What you have to do: Can the data below be set down again exactly, line for line?

-.-.-

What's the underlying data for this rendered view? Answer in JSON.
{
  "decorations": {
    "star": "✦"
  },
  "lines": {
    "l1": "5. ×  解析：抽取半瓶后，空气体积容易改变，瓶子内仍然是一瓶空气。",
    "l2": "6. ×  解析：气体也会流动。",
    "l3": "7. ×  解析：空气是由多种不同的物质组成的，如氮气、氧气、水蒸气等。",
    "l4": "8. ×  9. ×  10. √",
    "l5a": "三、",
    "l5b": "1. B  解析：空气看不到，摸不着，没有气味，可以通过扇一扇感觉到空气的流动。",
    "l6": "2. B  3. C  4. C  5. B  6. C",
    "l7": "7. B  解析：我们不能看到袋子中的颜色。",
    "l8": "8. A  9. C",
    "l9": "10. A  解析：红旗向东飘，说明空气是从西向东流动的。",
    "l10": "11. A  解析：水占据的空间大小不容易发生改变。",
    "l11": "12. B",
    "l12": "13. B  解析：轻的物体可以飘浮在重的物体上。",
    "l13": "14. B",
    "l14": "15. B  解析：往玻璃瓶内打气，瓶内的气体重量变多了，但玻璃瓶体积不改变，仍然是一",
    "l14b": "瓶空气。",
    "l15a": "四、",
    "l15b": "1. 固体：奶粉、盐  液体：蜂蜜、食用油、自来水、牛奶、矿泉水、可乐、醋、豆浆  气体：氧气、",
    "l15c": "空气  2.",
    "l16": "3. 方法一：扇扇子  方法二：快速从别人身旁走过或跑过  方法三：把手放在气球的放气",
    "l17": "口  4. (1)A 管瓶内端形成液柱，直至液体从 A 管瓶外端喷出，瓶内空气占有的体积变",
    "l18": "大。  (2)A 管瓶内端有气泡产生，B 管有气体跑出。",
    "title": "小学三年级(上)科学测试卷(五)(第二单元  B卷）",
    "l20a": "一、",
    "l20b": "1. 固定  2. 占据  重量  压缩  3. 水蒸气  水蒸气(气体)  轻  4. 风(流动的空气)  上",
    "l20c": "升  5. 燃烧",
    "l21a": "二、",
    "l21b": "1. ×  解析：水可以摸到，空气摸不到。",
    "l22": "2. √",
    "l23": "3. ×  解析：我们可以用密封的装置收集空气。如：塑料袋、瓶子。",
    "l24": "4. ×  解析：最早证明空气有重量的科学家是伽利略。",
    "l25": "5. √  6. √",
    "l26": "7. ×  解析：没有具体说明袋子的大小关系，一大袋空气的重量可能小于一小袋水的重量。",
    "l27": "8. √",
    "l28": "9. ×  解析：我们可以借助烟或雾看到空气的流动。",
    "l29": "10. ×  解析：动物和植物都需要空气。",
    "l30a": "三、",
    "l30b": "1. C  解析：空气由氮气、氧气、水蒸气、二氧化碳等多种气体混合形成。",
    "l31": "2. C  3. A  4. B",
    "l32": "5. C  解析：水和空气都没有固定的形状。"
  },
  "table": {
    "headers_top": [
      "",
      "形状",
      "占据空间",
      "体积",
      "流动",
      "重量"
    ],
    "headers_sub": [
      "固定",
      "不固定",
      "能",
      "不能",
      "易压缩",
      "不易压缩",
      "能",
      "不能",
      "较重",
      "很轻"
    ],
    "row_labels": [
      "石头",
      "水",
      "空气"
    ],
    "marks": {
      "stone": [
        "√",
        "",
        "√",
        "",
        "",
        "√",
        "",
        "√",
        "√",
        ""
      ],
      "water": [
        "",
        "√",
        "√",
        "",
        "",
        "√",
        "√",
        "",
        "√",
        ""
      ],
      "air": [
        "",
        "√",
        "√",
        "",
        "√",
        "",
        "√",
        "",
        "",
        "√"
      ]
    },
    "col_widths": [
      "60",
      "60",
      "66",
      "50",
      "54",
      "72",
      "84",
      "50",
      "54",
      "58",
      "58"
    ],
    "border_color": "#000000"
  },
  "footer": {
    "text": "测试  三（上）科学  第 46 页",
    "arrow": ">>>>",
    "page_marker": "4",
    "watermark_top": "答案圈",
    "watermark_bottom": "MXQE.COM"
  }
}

-.-.-

Answer below:
What's the underlying data for this rendered view? Answer in JSON.
{
  "decorations": {
    "star": "✦"
  },
  "lines": {
    "l1": "5. ×  解析：抽取半瓶后，空气体积容易改变，瓶子内仍然是一瓶空气。",
    "l2": "6. ×  解析：气体也会流动。",
    "l3": "7. ×  解析：空气是由多种不同的物质组成的，如氮气、氧气、水蒸气等。",
    "l4": "8. ×  9. ×  10. √",
    "l5a": "三、",
    "l5b": "1. B  解析：空气看不到，摸不着，没有气味，可以通过扇一扇感觉到空气的流动。",
    "l6": "2. B  3. C  4. C  5. B  6. C",
    "l7": "7. B  解析：我们不能看到袋子中的颜色。",
    "l8": "8. A  9. C",
    "l9": "10. A  解析：红旗向东飘，说明空气是从西向东流动的。",
    "l10": "11. A  解析：水占据的空间大小不容易发生改变。",
    "l11": "12. B",
    "l12": "13. B  解析：轻的物体可以飘浮在重的物体上。",
    "l13": "14. B",
    "l14": "15. B  解析：往玻璃瓶内打气，瓶内的气体重量变多了，但玻璃瓶体积不改变，仍然是一",
    "l14b": "瓶空气。",
    "l15a": "四、",
    "l15b": "1. 固体：奶粉、盐  液体：蜂蜜、食用油、自来水、牛奶、矿泉水、可乐、醋、豆浆  气体：氧气、",
    "l15c": "空气  2.",
    "l16": "3. 方法一：扇扇子  方法二：快速从别人身旁走过或跑过  方法三：把手放在气球的放气",
    "l17": "口  4. (1)A 管瓶内端形成液柱，直至液体从 A 管瓶外端喷出，瓶内空气占有的体积变",
    "l18": "大。  (2)A 管瓶内端有气泡产生，B 管有气体跑出。",
    "title": "小学三年级(上)科学测试卷(五)(第二单元  B卷）",
    "l20a": "一、",
    "l20b": "1. 固定  2. 占据  重量  压缩  3. 水蒸气  水蒸气(气体)  轻  4. 风(流动的空气)  上",
    "l20c": "升  5. 燃烧",
    "l21a": "二、",
    "l21b": "1. ×  解析：水可以摸到，空气摸不到。",
    "l22": "2. √",
    "l23": "3. ×  解析：我们可以用密封的装置收集空气。如：塑料袋、瓶子。",
    "l24": "4. ×  解析：最早证明空气有重量的科学家是伽利略。",
    "l25": "5. √  6. √",
    "l26": "7. ×  解析：没有具体说明袋子的大小关系，一大袋空气的重量可能小于一小袋水的重量。",
    "l27": "8. √",
    "l28": "9. ×  解析：我们可以借助烟或雾看到空气的流动。",
    "l29": "10. ×  解析：动物和植物都需要空气。",
    "l30a": "三、",
    "l30b": "1. C  解析：空气由氮气、氧气、水蒸气、二氧化碳等多种气体混合形成。",
    "l31": "2. C  3. A  4. B",
    "l32": "5. C  解析：水和空气都没有固定的形状。"
  },
  "table": {
    "headers_top": [
      "",
      "形状",
      "占据空间",
      "体积",
      "流动",
      "重量"
    ],
    "headers_sub": [
      "固定",
      "不固定",
      "能",
      "不能",
      "易压缩",
      "不易压缩",
      "能",
      "不能",
      "较重",
      "很轻"
    ],
    "row_labels": [
      "石头",
      "水",
      "空气"
    ],
    "marks": {
      "stone": [
        "√",
        "",
        "√",
        "",
        "",
        "√",
        "",
        "√",
        "√",
        ""
      ],
      "water": [
        "",
        "√",
        "√",
        "",
        "",
        "√",
        "√",
        "",
        "√",
        ""
      ],
      "air": [
        "",
        "√",
        "√",
        "",
        "√",
        "",
        "√",
        "",
        "",
        "√"
      ]
    },
    "col_widths": [
      "60",
      "60",
      "66",
      "50",
      "54",
      "72",
      "84",
      "50",
      "54",
      "58",
      "58"
    ],
    "border_color": "#000000"
  },
  "footer": {
    "text": "测试  三（上）科学  第 46 页",
    "arrow": ">>>>",
    "page_marker": "4",
    "watermark_top": "答案圈",
    "watermark_bottom": "MXQE.COM"
  }
}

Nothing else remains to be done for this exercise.